-- Task statement --
Without the images, output each record below as it stands.

-- Dataset --
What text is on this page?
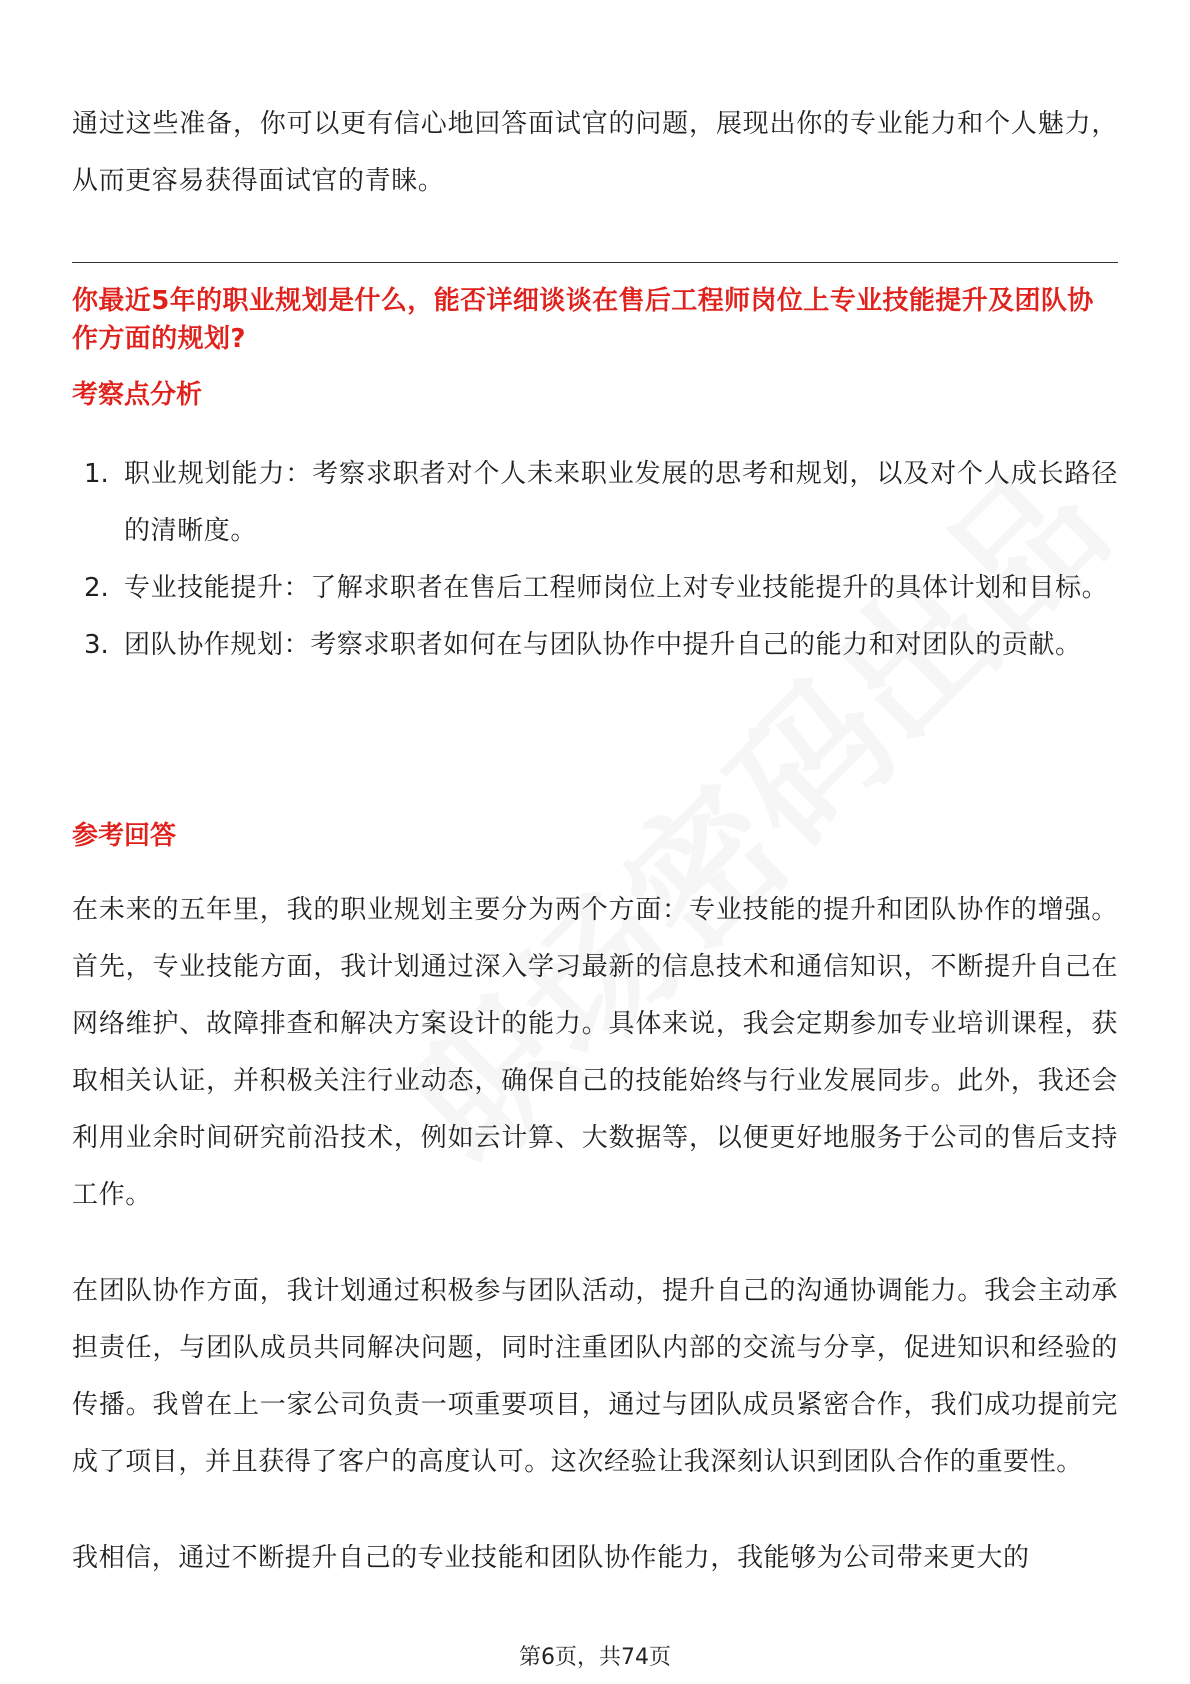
通过这些准备，你可以更有信心地回答面试官的问题，展现出你的专业能力和个人魅力，从而更容易获得面试官的青睐。

你最近5年的职业规划是什么，能否详细谈谈在售后工程师岗位上专业技能提升及团队协作方面的规划?
考察点分析
1. 职业规划能力：考察求职者对个人未来职业发展的思考和规划，以及对个人成长路径的清晰度。

2. 专业技能提升：了解求职者在售后工程师岗位上对专业技能提升的具体计划和目标。

3. 团队协作规划：考察求职者如何在与团队协作中提升自己的能力和对团队的贡献。

参考回答

在未来的五年里，我的职业规划主要分为两个方面：专业技能的提升和团队协作的增强。首先，专业技能方面，我计划通过深入学习最新的信息技术和通信知识，不断提升自己在网络维护、故障排查和解决方案设计的能力。具体来说，我会定期参加专业培训课程，获取相关认证，并积极关注行业动态，确保自己的技能始终与行业发展同步。此外，我还会利用业余时间研究前沿技术，例如云计算、大数据等，以便更好地服务于公司的售后支持工作。

在团队协作方面，我计划通过积极参与团队活动，提升自己的沟通协调能力。我会主动承担责任，与团队成员共同解决问题，同时注重团队内部的交流与分享，促进知识和经验的传播。我曾在上一家公司负责一项重要项目，通过与团队成员紧密合作，我们成功提前完成了项目，并且获得了客户的高度认可。这次经验让我深刻认识到团队合作的重要性。

我相信，通过不断提升自己的专业技能和团队协作能力，我能够为公司带来更大的

第6页，共74页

-- Reply to the exercise --
What text is on this page?
通过这些准备，你可以更有信心地回答面试官的问题，展现出你的专业能力和个人魅力，从而更容易获得面试官的青睐。

你最近5年的职业规划是什么，能否详细谈谈在售后工程师岗位上专业技能提升及团队协作方面的规划?
考察点分析
1. 职业规划能力：考察求职者对个人未来职业发展的思考和规划，以及对个人成长路径的清晰度。

2. 专业技能提升：了解求职者在售后工程师岗位上对专业技能提升的具体计划和目标。

3. 团队协作规划：考察求职者如何在与团队协作中提升自己的能力和对团队的贡献。

参考回答

在未来的五年里，我的职业规划主要分为两个方面：专业技能的提升和团队协作的增强。首先，专业技能方面，我计划通过深入学习最新的信息技术和通信知识，不断提升自己在网络维护、故障排查和解决方案设计的能力。具体来说，我会定期参加专业培训课程，获取相关认证，并积极关注行业动态，确保自己的技能始终与行业发展同步。此外，我还会利用业余时间研究前沿技术，例如云计算、大数据等，以便更好地服务于公司的售后支持工作。

在团队协作方面，我计划通过积极参与团队活动，提升自己的沟通协调能力。我会主动承担责任，与团队成员共同解决问题，同时注重团队内部的交流与分享，促进知识和经验的传播。我曾在上一家公司负责一项重要项目，通过与团队成员紧密合作，我们成功提前完成了项目，并且获得了客户的高度认可。这次经验让我深刻认识到团队合作的重要性。

我相信，通过不断提升自己的专业技能和团队协作能力，我能够为公司带来更大的

第6页，共74页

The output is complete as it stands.